DIRECTION | Below is a block of records. Copy every line in it that contains the word "Analysis".

DATA IN THIS EXERCISE |
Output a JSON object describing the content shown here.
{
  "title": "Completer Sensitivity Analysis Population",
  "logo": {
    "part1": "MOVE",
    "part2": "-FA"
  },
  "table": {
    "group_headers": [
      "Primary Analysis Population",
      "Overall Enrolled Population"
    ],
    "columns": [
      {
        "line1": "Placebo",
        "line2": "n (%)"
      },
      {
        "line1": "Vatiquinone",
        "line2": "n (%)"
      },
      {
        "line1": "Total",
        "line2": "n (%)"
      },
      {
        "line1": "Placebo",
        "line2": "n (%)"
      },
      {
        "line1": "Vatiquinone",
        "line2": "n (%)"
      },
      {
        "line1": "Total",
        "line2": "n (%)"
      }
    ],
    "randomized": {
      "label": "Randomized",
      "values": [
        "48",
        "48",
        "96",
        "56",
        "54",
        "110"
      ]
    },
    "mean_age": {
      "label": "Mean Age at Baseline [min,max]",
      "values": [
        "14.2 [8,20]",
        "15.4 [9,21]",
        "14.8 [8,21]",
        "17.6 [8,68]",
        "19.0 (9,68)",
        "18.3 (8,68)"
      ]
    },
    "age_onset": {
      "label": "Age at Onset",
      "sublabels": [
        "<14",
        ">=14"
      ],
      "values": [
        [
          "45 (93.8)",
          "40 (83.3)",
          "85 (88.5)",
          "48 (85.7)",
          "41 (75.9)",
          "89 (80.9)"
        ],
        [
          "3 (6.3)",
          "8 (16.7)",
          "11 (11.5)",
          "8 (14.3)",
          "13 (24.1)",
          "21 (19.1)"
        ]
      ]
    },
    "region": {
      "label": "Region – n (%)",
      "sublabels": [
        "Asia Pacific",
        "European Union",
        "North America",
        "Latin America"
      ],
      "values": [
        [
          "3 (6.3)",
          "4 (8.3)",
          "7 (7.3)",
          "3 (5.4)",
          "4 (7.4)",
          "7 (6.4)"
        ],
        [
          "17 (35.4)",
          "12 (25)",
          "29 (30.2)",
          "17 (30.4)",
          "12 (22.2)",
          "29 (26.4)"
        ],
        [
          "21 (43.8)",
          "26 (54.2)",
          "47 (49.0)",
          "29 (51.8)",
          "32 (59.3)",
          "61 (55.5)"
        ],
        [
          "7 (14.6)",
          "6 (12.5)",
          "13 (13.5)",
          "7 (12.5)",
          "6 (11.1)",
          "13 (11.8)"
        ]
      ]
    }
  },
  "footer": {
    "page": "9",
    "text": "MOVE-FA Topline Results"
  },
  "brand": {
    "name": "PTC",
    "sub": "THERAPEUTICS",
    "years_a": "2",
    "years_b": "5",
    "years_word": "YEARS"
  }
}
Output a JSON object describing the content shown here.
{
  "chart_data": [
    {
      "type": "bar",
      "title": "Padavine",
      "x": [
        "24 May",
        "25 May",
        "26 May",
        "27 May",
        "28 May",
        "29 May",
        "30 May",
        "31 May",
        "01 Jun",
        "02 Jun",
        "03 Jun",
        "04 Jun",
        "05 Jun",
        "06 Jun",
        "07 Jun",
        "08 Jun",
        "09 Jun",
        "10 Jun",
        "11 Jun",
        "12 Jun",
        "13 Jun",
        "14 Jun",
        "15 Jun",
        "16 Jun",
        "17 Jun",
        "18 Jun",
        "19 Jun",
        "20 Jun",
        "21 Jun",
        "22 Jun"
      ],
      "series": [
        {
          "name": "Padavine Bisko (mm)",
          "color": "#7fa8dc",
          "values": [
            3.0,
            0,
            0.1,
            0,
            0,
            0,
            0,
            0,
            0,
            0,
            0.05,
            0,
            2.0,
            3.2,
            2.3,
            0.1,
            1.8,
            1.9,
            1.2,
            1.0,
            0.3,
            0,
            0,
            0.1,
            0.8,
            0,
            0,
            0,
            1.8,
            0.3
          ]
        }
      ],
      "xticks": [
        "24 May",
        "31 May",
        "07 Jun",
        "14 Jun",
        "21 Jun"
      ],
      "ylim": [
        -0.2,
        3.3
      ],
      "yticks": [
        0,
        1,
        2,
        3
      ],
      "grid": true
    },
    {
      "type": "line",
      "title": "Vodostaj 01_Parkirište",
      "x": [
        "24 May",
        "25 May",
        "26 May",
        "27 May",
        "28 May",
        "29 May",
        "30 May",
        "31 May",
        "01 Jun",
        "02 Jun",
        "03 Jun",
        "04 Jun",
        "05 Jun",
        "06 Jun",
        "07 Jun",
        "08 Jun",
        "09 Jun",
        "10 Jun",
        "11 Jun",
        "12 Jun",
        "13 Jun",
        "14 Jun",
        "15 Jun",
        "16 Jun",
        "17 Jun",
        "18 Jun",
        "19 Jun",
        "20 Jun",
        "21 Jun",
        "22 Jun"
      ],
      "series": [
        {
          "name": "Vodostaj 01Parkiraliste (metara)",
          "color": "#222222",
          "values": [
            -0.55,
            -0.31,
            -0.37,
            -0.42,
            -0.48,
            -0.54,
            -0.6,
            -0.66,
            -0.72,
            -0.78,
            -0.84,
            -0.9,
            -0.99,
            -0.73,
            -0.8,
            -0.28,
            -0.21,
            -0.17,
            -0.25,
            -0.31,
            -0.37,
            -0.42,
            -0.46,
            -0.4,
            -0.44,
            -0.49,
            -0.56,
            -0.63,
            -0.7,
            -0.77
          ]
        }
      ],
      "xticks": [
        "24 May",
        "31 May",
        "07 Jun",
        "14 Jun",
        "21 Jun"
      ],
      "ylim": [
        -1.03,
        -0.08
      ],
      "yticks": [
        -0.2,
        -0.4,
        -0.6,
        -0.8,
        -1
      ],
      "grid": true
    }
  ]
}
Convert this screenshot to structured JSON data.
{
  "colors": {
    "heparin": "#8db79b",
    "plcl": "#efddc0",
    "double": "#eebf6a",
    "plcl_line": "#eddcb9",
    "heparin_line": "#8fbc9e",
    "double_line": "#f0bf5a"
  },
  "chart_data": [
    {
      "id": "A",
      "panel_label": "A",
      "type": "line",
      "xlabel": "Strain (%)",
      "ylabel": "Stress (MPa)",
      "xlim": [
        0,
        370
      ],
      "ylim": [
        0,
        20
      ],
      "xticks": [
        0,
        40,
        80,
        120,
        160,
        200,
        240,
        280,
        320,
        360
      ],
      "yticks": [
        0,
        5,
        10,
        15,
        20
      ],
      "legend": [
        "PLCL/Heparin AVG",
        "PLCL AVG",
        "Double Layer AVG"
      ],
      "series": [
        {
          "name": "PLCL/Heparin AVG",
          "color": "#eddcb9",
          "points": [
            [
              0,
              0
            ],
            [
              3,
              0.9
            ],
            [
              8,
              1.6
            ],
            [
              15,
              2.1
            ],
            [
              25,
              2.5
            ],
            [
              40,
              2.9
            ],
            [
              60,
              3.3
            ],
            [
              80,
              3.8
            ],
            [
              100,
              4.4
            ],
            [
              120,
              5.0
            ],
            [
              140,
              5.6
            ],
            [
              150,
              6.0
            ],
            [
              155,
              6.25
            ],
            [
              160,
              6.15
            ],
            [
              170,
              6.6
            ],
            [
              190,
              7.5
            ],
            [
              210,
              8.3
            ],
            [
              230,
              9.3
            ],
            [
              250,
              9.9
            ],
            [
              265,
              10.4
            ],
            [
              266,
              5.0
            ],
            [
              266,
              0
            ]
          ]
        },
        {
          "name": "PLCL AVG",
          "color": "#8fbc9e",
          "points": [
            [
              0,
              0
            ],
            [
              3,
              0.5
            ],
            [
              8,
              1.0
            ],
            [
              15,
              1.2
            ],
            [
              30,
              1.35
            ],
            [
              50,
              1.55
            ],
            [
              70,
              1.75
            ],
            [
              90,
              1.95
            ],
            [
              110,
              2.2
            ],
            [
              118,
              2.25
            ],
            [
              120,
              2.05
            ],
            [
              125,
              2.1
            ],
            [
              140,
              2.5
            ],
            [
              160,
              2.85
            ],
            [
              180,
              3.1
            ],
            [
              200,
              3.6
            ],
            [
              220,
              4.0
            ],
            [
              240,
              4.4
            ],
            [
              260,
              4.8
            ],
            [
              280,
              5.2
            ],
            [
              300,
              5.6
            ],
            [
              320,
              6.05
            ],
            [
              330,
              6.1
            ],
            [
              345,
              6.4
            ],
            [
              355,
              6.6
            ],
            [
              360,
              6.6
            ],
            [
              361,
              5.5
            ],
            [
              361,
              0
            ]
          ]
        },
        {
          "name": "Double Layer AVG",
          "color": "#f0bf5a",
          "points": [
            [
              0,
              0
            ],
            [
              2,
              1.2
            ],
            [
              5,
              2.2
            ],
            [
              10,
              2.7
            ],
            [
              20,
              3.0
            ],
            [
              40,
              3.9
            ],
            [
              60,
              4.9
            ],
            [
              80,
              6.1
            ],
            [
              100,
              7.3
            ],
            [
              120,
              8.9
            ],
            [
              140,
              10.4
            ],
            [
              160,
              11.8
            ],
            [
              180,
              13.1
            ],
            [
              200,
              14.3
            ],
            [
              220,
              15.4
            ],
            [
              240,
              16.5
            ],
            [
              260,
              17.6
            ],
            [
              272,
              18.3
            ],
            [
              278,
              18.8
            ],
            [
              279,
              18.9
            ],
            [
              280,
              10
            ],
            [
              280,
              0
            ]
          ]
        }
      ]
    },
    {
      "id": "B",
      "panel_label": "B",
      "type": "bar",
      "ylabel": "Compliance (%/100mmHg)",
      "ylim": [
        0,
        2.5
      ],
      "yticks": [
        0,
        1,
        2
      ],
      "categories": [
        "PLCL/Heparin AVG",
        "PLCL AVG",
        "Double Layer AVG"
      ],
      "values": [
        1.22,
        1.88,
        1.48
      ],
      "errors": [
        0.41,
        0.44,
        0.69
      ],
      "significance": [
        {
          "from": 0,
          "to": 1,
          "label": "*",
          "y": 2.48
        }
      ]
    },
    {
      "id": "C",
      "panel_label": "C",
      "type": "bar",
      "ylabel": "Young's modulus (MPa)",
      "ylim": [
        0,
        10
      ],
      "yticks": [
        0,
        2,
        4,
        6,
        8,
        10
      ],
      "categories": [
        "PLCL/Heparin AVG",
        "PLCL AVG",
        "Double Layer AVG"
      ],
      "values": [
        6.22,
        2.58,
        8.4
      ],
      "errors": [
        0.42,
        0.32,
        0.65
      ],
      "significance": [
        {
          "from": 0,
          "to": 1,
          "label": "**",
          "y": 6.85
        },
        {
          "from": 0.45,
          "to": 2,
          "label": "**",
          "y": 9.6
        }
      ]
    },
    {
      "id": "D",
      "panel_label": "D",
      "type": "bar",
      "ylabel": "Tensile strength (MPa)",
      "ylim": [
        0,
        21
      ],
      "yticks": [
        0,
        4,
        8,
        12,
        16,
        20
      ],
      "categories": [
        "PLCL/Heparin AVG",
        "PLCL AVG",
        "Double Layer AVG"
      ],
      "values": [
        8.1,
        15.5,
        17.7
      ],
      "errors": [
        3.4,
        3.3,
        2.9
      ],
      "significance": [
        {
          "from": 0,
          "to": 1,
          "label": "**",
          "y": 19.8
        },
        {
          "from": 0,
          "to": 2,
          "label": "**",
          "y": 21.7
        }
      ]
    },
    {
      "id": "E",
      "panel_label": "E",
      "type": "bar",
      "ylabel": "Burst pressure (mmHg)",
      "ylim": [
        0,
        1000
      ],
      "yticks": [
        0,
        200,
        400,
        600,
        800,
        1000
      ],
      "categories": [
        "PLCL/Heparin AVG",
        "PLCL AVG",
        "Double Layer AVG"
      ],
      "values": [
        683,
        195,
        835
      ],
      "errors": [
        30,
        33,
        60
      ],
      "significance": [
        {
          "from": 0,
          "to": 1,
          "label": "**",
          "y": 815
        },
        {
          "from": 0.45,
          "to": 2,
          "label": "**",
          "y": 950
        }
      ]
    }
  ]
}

THE RESULT |
  "title": "Completer Sensitivity Analysis Population",
      "Primary Analysis Population",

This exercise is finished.